Write the listing below out again exactly, dropping the images.

--- start of Dataset extract ---

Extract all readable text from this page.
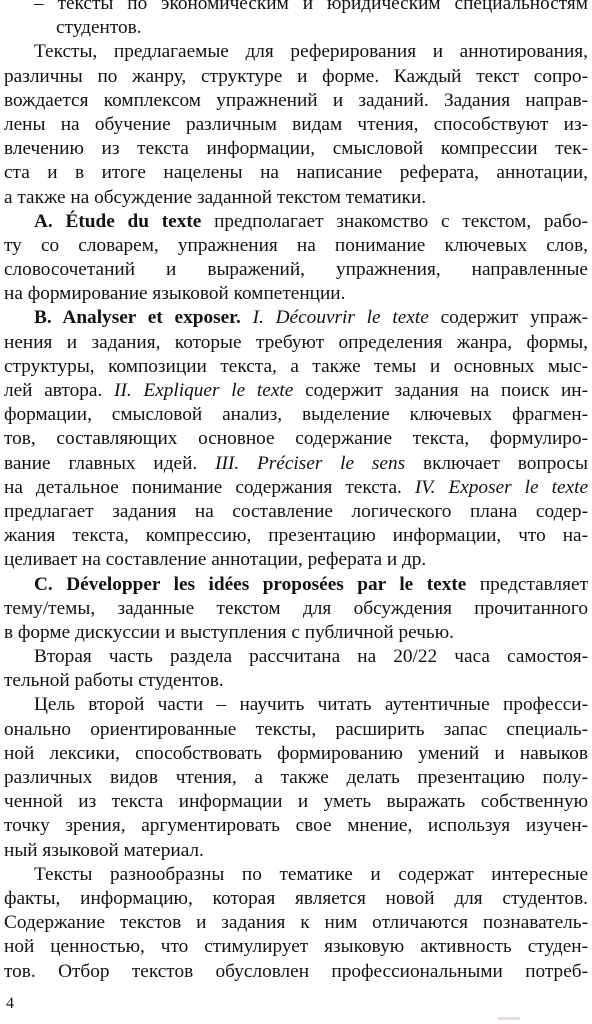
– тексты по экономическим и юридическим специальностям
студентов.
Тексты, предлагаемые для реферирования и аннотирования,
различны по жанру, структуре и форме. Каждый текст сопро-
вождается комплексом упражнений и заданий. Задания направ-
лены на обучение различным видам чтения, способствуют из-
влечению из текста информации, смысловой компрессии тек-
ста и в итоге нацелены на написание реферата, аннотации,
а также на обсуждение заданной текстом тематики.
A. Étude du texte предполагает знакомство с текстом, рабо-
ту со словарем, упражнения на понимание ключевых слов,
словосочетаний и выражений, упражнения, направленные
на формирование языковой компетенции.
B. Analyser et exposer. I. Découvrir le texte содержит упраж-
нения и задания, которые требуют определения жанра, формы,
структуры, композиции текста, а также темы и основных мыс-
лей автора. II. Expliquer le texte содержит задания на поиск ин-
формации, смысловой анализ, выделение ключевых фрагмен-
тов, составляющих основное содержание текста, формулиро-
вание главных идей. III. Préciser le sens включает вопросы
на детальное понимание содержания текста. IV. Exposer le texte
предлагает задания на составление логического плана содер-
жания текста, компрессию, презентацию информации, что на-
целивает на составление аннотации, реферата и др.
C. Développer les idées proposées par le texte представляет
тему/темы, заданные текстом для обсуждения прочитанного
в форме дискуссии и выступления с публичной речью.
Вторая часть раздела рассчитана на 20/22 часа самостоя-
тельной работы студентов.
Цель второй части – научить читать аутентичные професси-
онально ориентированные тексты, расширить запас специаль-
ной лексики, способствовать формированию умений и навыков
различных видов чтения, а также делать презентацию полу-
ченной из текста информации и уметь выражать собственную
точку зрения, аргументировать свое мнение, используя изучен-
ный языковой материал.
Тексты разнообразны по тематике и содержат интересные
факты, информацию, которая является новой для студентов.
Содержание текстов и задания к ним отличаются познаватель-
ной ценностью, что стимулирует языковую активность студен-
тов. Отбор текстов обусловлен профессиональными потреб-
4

--- end of Dataset extract ---

Response to the exercise:
Extract all readable text from this page.
– тексты по экономическим и юридическим специальностям
студентов.
Тексты, предлагаемые для реферирования и аннотирования,
различны по жанру, структуре и форме. Каждый текст сопро-
вождается комплексом упражнений и заданий. Задания направ-
лены на обучение различным видам чтения, способствуют из-
влечению из текста информации, смысловой компрессии тек-
ста и в итоге нацелены на написание реферата, аннотации,
а также на обсуждение заданной текстом тематики.
A. Étude du texte предполагает знакомство с текстом, рабо-
ту со словарем, упражнения на понимание ключевых слов,
словосочетаний и выражений, упражнения, направленные
на формирование языковой компетенции.
B. Analyser et exposer. I. Découvrir le texte содержит упраж-
нения и задания, которые требуют определения жанра, формы,
структуры, композиции текста, а также темы и основных мыс-
лей автора. II. Expliquer le texte содержит задания на поиск ин-
формации, смысловой анализ, выделение ключевых фрагмен-
тов, составляющих основное содержание текста, формулиро-
вание главных идей. III. Préciser le sens включает вопросы
на детальное понимание содержания текста. IV. Exposer le texte
предлагает задания на составление логического плана содер-
жания текста, компрессию, презентацию информации, что на-
целивает на составление аннотации, реферата и др.
C. Développer les idées proposées par le texte представляет
тему/темы, заданные текстом для обсуждения прочитанного
в форме дискуссии и выступления с публичной речью.
Вторая часть раздела рассчитана на 20/22 часа самостоя-
тельной работы студентов.
Цель второй части – научить читать аутентичные професси-
онально ориентированные тексты, расширить запас специаль-
ной лексики, способствовать формированию умений и навыков
различных видов чтения, а также делать презентацию полу-
ченной из текста информации и уметь выражать собственную
точку зрения, аргументировать свое мнение, используя изучен-
ный языковой материал.
Тексты разнообразны по тематике и содержат интересные
факты, информацию, которая является новой для студентов.
Содержание текстов и задания к ним отличаются познаватель-
ной ценностью, что стимулирует языковую активность студен-
тов. Отбор текстов обусловлен профессиональными потреб-
4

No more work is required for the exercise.